MATERIAL TO PROCESS start
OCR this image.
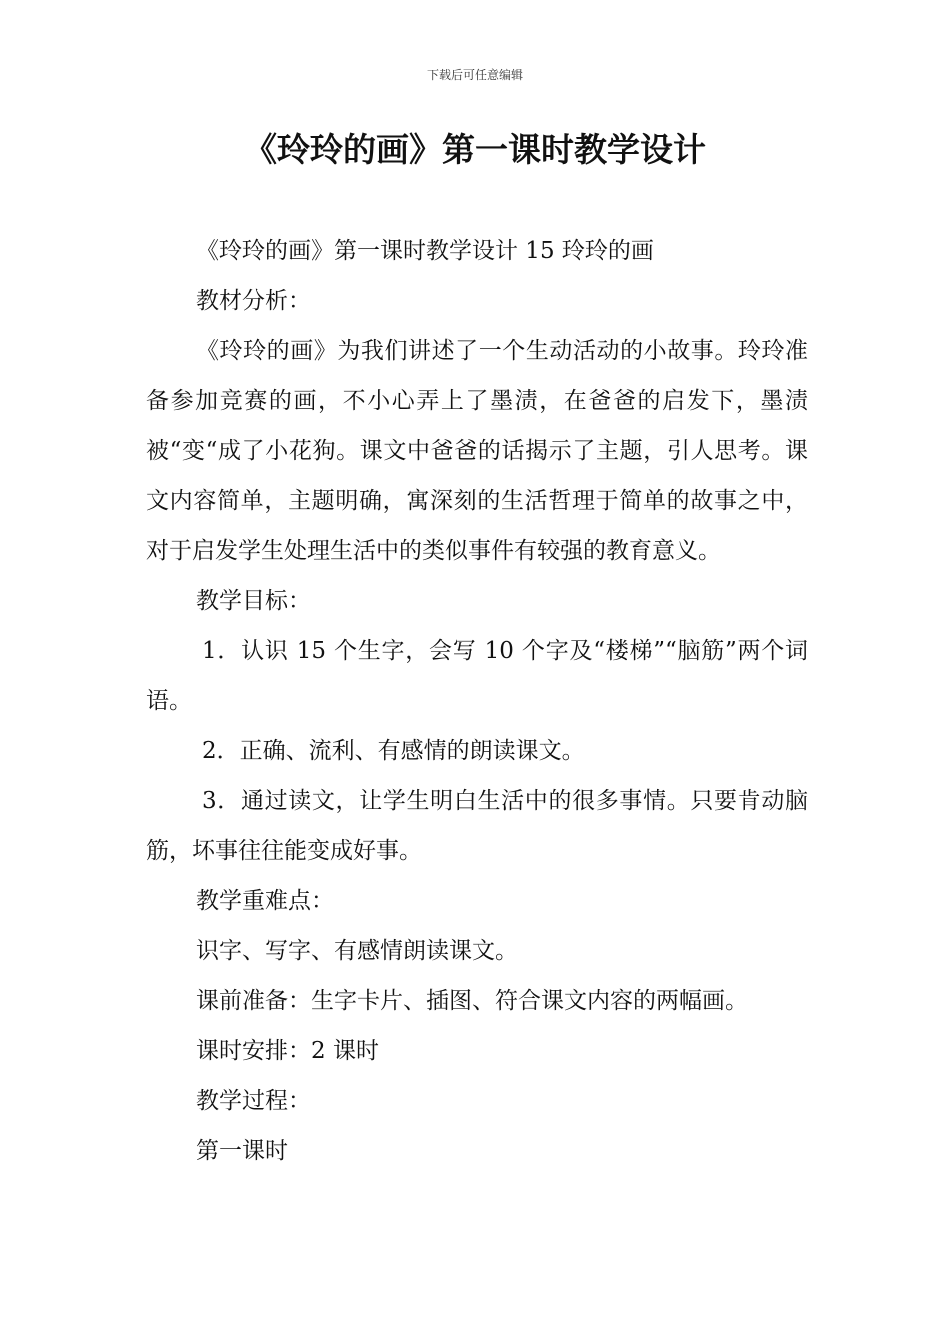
下载后可任意编辑
《玲玲的画》第一课时教学设计

《玲玲的画》第一课时教学设计 15 玲玲的画

教材分析：

《玲玲的画》为我们讲述了一个生动活动的小故事。玲玲准备参加竞赛的画，不小心弄上了墨渍，在爸爸的启发下，墨渍被“变“成了小花狗。课文中爸爸的话揭示了主题，引人思考。课文内容简单，主题明确，寓深刻的生活哲理于简单的故事之中，对于启发学生处理生活中的类似事件有较强的教育意义。

教学目标：

1．认识 15 个生字，会写 10 个字及“楼梯”“脑筋”两个词语。

2．正确、流利、有感情的朗读课文。

3．通过读文，让学生明白生活中的很多事情。只要肯动脑筋，坏事往往能变成好事。

教学重难点：

识字、写字、有感情朗读课文。

课前准备：生字卡片、插图、符合课文内容的两幅画。

课时安排：2 课时

教学过程：

第一课时
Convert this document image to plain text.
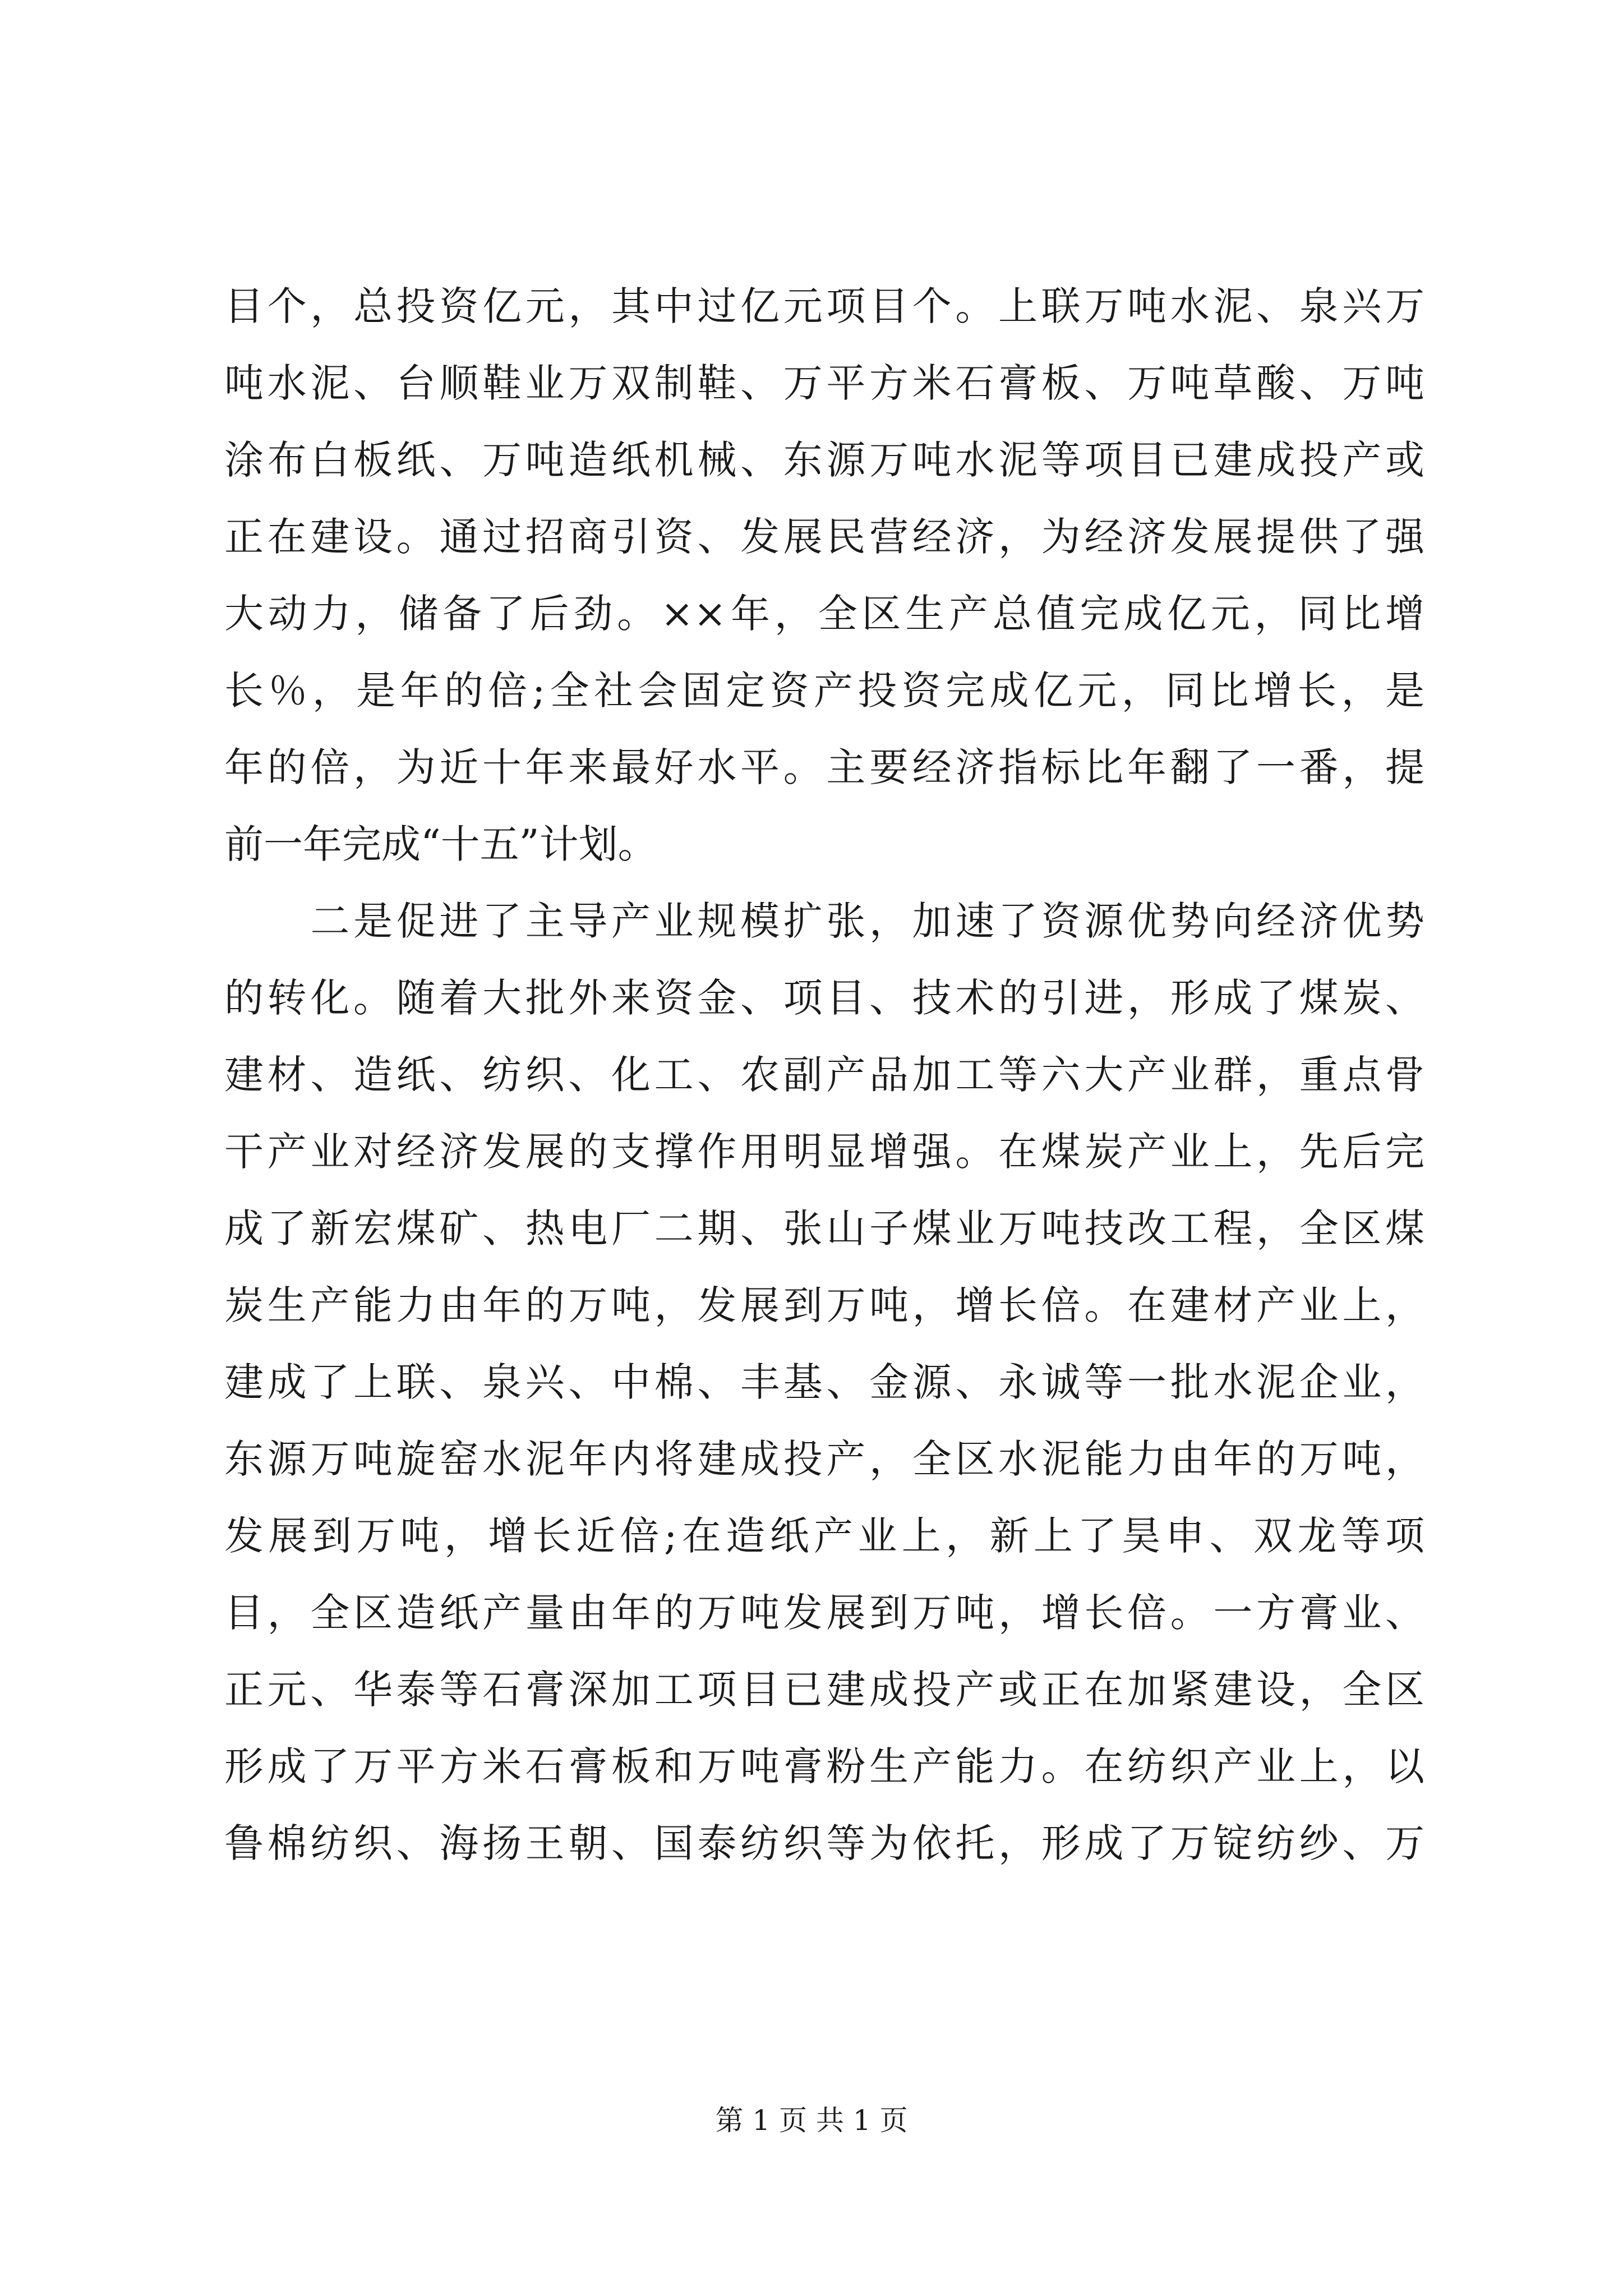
目个，总投资亿元，其中过亿元项目个。上联万吨水泥、泉兴万
吨水泥、台顺鞋业万双制鞋、万平方米石膏板、万吨草酸、万吨
涂布白板纸、万吨造纸机械、东源万吨水泥等项目已建成投产或
正在建设。通过招商引资、发展民营经济，为经济发展提供了强
大动力，储备了后劲。××年，全区生产总值完成亿元，同比增
长％，是年的倍;全社会固定资产投资完成亿元，同比增长，是
年的倍，为近十年来最好水平。主要经济指标比年翻了一番，提
前一年完成“十五”计划。
　　二是促进了主导产业规模扩张，加速了资源优势向经济优势
的转化。随着大批外来资金、项目、技术的引进，形成了煤炭、
建材、造纸、纺织、化工、农副产品加工等六大产业群，重点骨
干产业对经济发展的支撑作用明显增强。在煤炭产业上，先后完
成了新宏煤矿、热电厂二期、张山子煤业万吨技改工程，全区煤
炭生产能力由年的万吨，发展到万吨，增长倍。在建材产业上，
建成了上联、泉兴、中棉、丰基、金源、永诚等一批水泥企业，
东源万吨旋窑水泥年内将建成投产，全区水泥能力由年的万吨，
发展到万吨，增长近倍;在造纸产业上，新上了昊申、双龙等项
目，全区造纸产量由年的万吨发展到万吨，增长倍。一方膏业、
正元、华泰等石膏深加工项目已建成投产或正在加紧建设，全区
形成了万平方米石膏板和万吨膏粉生产能力。在纺织产业上，以
鲁棉纺织、海扬王朝、国泰纺织等为依托，形成了万锭纺纱、万
第 1 页 共 1 页
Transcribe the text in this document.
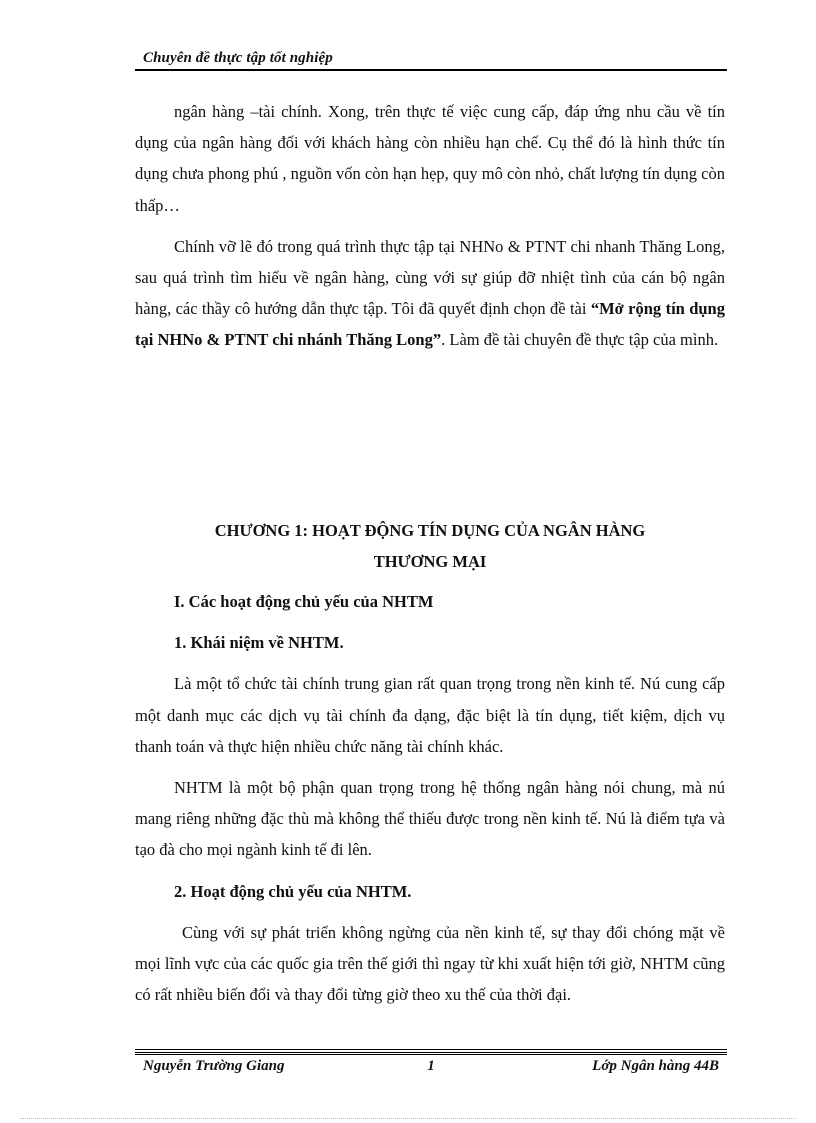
Chuyên đề thực tập tốt nghiệp

ngân hàng –tài chính. Xong, trên thực tế việc cung cấp, đáp ứng nhu cầu về tín dụng của ngân hàng đối với khách hàng còn nhiều hạn chế. Cụ thể đó là hình thức tín dụng chưa phong phú , nguồn vốn còn hạn hẹp, quy mô còn nhỏ, chất lượng tín dụng còn thấp…

Chính vỡ lẽ đó trong quá trình thực tập tại NHNo & PTNT chi nhanh Thăng Long, sau quá trình tìm hiểu về ngân hàng, cùng với sự giúp đỡ nhiệt tình của cán bộ ngân hàng, các thầy cô hướng dẫn thực tập. Tôi đã quyết định chọn đề tài “Mở rộng tín dụng tại NHNo & PTNT chi nhánh Thăng Long”. Làm đề tài chuyên đề thực tập của mình.

CHƯƠNG 1: HOẠT ĐỘNG TÍN DỤNG CỦA NGÂN HÀNG
THƯƠNG MẠI

I. Các hoạt động chủ yếu của NHTM

1. Khái niệm về NHTM.

Là một tổ chức tài chính trung gian rất quan trọng trong nền kinh tế. Nú cung cấp một danh mục các dịch vụ tài chính đa dạng, đặc biệt là tín dụng, tiết kiệm, dịch vụ thanh toán và thực hiện nhiều chức năng tài chính khác.

NHTM là một bộ phận quan trọng trong hệ thống ngân hàng nói chung, mà nú mang riêng những đặc thù mà không thể thiếu được trong nền kinh tế. Nú là điểm tựa và tạo đà cho mọi ngành kinh tế đi lên.

2. Hoạt động chủ yếu của NHTM.

Cùng với sự phát triển không ngừng của nền kinh tế, sự thay đổi chóng mặt về mọi lĩnh vực của các quốc gia trên thế giới thì ngay từ khi xuất hiện tới giờ, NHTM cũng có rất nhiều biến đổi và thay đổi từng giờ theo xu thế của thời đại.

Nguyễn Trường Giang	1	Lớp Ngân hàng 44B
MATERIAL TO PROCESS end
EXERCISE AIM: Pictures stay out; reproduce every line of the records exactly.

CORRECT RESPONSE:
OCR this image.
下载后可任意编辑
《玲玲的画》第一课时教学设计

《玲玲的画》第一课时教学设计 15 玲玲的画

教材分析：

《玲玲的画》为我们讲述了一个生动活动的小故事。玲玲准备参加竞赛的画，不小心弄上了墨渍，在爸爸的启发下，墨渍被“变“成了小花狗。课文中爸爸的话揭示了主题，引人思考。课文内容简单，主题明确，寓深刻的生活哲理于简单的故事之中，对于启发学生处理生活中的类似事件有较强的教育意义。

教学目标：

1．认识 15 个生字，会写 10 个字及“楼梯”“脑筋”两个词语。

2．正确、流利、有感情的朗读课文。

3．通过读文，让学生明白生活中的很多事情。只要肯动脑筋，坏事往往能变成好事。

教学重难点：

识字、写字、有感情朗读课文。

课前准备：生字卡片、插图、符合课文内容的两幅画。

课时安排：2 课时

教学过程：

第一课时
Convert this document image to plain text.
目个，总投资亿元，其中过亿元项目个。上联万吨水泥、泉兴万
吨水泥、台顺鞋业万双制鞋、万平方米石膏板、万吨草酸、万吨
涂布白板纸、万吨造纸机械、东源万吨水泥等项目已建成投产或
正在建设。通过招商引资、发展民营经济，为经济发展提供了强
大动力，储备了后劲。××年，全区生产总值完成亿元，同比增
长％，是年的倍;全社会固定资产投资完成亿元，同比增长，是
年的倍，为近十年来最好水平。主要经济指标比年翻了一番，提
前一年完成“十五”计划。
　　二是促进了主导产业规模扩张，加速了资源优势向经济优势
的转化。随着大批外来资金、项目、技术的引进，形成了煤炭、
建材、造纸、纺织、化工、农副产品加工等六大产业群，重点骨
干产业对经济发展的支撑作用明显增强。在煤炭产业上，先后完
成了新宏煤矿、热电厂二期、张山子煤业万吨技改工程，全区煤
炭生产能力由年的万吨，发展到万吨，增长倍。在建材产业上，
建成了上联、泉兴、中棉、丰基、金源、永诚等一批水泥企业，
东源万吨旋窑水泥年内将建成投产，全区水泥能力由年的万吨，
发展到万吨，增长近倍;在造纸产业上，新上了昊申、双龙等项
目，全区造纸产量由年的万吨发展到万吨，增长倍。一方膏业、
正元、华泰等石膏深加工项目已建成投产或正在加紧建设，全区
形成了万平方米石膏板和万吨膏粉生产能力。在纺织产业上，以
鲁棉纺织、海扬王朝、国泰纺织等为依托，形成了万锭纺纱、万
第 1 页 共 1 页
Transcribe the text in this document.
Chuyên đề thực tập tốt nghiệp

ngân hàng –tài chính. Xong, trên thực tế việc cung cấp, đáp ứng nhu cầu về tín dụng của ngân hàng đối với khách hàng còn nhiều hạn chế. Cụ thể đó là hình thức tín dụng chưa phong phú , nguồn vốn còn hạn hẹp, quy mô còn nhỏ, chất lượng tín dụng còn thấp…

Chính vỡ lẽ đó trong quá trình thực tập tại NHNo & PTNT chi nhanh Thăng Long, sau quá trình tìm hiểu về ngân hàng, cùng với sự giúp đỡ nhiệt tình của cán bộ ngân hàng, các thầy cô hướng dẫn thực tập. Tôi đã quyết định chọn đề tài “Mở rộng tín dụng tại NHNo & PTNT chi nhánh Thăng Long”. Làm đề tài chuyên đề thực tập của mình.

CHƯƠNG 1: HOẠT ĐỘNG TÍN DỤNG CỦA NGÂN HÀNG
THƯƠNG MẠI

I. Các hoạt động chủ yếu của NHTM

1. Khái niệm về NHTM.

Là một tổ chức tài chính trung gian rất quan trọng trong nền kinh tế. Nú cung cấp một danh mục các dịch vụ tài chính đa dạng, đặc biệt là tín dụng, tiết kiệm, dịch vụ thanh toán và thực hiện nhiều chức năng tài chính khác.

NHTM là một bộ phận quan trọng trong hệ thống ngân hàng nói chung, mà nú mang riêng những đặc thù mà không thể thiếu được trong nền kinh tế. Nú là điểm tựa và tạo đà cho mọi ngành kinh tế đi lên.

2. Hoạt động chủ yếu của NHTM.

Cùng với sự phát triển không ngừng của nền kinh tế, sự thay đổi chóng mặt về mọi lĩnh vực của các quốc gia trên thế giới thì ngay từ khi xuất hiện tới giờ, NHTM cũng có rất nhiều biến đổi và thay đổi từng giờ theo xu thế của thời đại.

Nguyễn Trường Giang	1	Lớp Ngân hàng 44B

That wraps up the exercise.